◆ **What is being asked**:
Copy out the records word for word, from their first line through the line that contains "disclosure-triangle-icon[interactable]: ▼ <box>184 874", including both of those lines.
______________________________
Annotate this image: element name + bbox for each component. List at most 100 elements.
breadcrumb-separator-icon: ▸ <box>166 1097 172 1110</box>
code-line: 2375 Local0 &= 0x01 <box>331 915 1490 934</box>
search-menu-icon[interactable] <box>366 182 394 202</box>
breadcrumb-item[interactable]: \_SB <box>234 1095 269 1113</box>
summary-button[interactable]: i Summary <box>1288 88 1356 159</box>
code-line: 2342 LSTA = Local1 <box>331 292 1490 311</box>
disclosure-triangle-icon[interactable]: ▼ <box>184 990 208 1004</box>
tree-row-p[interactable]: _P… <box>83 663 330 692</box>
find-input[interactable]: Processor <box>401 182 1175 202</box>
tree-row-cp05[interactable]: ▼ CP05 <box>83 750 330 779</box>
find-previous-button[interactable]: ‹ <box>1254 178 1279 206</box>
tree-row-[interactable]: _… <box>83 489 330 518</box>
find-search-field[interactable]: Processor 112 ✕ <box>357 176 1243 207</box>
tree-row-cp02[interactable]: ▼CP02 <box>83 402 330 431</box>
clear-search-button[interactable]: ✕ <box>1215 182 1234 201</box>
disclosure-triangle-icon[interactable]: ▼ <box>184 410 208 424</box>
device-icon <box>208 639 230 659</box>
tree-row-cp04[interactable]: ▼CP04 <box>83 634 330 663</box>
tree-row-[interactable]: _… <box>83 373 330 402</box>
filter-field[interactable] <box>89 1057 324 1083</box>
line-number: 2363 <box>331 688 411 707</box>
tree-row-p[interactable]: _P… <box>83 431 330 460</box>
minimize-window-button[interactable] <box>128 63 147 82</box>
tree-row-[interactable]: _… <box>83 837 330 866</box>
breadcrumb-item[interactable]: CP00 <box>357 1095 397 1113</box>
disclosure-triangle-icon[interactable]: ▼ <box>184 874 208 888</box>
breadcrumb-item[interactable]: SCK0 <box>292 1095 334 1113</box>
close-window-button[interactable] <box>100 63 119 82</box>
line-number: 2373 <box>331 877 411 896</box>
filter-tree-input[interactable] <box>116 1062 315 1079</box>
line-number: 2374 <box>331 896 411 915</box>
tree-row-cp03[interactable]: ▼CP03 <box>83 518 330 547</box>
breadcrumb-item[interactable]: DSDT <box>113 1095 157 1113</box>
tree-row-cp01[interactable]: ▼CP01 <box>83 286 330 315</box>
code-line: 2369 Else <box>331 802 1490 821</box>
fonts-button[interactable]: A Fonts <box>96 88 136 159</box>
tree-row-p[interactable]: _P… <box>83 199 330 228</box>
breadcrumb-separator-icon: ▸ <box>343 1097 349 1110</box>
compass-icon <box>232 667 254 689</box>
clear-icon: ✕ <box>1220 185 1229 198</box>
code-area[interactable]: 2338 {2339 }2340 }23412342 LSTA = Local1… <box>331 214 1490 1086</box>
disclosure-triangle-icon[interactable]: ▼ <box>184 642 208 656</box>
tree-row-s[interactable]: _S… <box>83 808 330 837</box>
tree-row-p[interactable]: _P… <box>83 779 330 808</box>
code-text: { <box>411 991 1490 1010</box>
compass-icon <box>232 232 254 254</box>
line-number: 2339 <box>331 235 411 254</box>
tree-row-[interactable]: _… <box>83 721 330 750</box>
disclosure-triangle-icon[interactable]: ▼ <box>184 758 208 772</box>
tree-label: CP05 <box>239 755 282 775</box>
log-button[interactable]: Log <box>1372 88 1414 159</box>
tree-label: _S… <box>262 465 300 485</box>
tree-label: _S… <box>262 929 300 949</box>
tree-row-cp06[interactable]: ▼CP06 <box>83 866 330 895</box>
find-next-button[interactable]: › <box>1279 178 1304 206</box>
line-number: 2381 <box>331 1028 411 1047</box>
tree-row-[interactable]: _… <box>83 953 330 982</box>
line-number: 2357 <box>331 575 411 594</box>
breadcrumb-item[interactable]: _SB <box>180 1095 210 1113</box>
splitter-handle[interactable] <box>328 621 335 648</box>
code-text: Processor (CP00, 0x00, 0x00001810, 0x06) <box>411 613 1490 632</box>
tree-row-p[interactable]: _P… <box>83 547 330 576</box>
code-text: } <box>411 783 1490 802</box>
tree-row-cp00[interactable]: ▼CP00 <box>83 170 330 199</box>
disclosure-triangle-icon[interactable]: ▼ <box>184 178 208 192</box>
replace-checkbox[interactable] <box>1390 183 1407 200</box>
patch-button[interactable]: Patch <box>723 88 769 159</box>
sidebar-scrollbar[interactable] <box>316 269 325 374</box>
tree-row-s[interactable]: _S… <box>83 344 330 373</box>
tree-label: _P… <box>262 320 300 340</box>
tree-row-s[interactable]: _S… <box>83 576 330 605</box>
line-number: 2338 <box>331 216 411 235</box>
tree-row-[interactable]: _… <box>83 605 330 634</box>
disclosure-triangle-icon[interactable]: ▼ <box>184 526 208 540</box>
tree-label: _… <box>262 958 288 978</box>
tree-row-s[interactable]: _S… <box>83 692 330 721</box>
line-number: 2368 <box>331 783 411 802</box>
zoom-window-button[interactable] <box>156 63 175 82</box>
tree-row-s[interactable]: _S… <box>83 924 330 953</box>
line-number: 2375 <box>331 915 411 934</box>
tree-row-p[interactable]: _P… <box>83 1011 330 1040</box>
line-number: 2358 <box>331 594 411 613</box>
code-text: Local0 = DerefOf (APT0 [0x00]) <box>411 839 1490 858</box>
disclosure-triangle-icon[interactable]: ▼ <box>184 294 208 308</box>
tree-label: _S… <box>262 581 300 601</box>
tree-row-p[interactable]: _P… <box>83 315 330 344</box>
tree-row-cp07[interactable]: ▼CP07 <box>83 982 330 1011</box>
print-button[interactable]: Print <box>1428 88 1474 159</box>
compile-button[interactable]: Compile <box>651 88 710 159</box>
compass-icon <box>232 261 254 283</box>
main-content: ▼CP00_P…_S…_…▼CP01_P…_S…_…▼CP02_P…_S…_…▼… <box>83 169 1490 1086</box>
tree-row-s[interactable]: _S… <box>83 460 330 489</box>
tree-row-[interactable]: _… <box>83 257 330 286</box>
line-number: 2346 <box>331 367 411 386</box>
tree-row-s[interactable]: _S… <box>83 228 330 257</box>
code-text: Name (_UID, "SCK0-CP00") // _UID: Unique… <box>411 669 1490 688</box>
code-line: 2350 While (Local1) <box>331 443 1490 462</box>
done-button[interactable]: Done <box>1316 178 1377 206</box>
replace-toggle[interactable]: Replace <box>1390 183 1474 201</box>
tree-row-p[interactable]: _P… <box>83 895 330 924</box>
______________________________
◆ **Worked answer**:
Annotate this image: element name + bbox for each component. List at most 100 elements.
breadcrumb-separator-icon: ▸ <box>166 1097 172 1110</box>
code-line: 2375 Local0 &= 0x01 <box>331 915 1490 934</box>
search-menu-icon[interactable] <box>366 182 394 202</box>
breadcrumb-item[interactable]: \_SB <box>234 1095 269 1113</box>
summary-button[interactable]: i Summary <box>1288 88 1356 159</box>
code-line: 2342 LSTA = Local1 <box>331 292 1490 311</box>
disclosure-triangle-icon[interactable]: ▼ <box>184 990 208 1004</box>
tree-row-p[interactable]: _P… <box>83 663 330 692</box>
find-input[interactable]: Processor <box>401 182 1175 202</box>
tree-row-cp05[interactable]: ▼ CP05 <box>83 750 330 779</box>
find-previous-button[interactable]: ‹ <box>1254 178 1279 206</box>
tree-row-[interactable]: _… <box>83 489 330 518</box>
find-search-field[interactable]: Processor 112 ✕ <box>357 176 1243 207</box>
tree-row-cp02[interactable]: ▼CP02 <box>83 402 330 431</box>
clear-search-button[interactable]: ✕ <box>1215 182 1234 201</box>
disclosure-triangle-icon[interactable]: ▼ <box>184 410 208 424</box>
device-icon <box>208 639 230 659</box>
tree-row-cp04[interactable]: ▼CP04 <box>83 634 330 663</box>
tree-row-[interactable]: _… <box>83 373 330 402</box>
filter-field[interactable] <box>89 1057 324 1083</box>
line-number: 2363 <box>331 688 411 707</box>
tree-row-p[interactable]: _P… <box>83 431 330 460</box>
minimize-window-button[interactable] <box>128 63 147 82</box>
tree-row-[interactable]: _… <box>83 837 330 866</box>
breadcrumb-item[interactable]: CP00 <box>357 1095 397 1113</box>
disclosure-triangle-icon[interactable]: ▼ <box>184 874 208 888</box>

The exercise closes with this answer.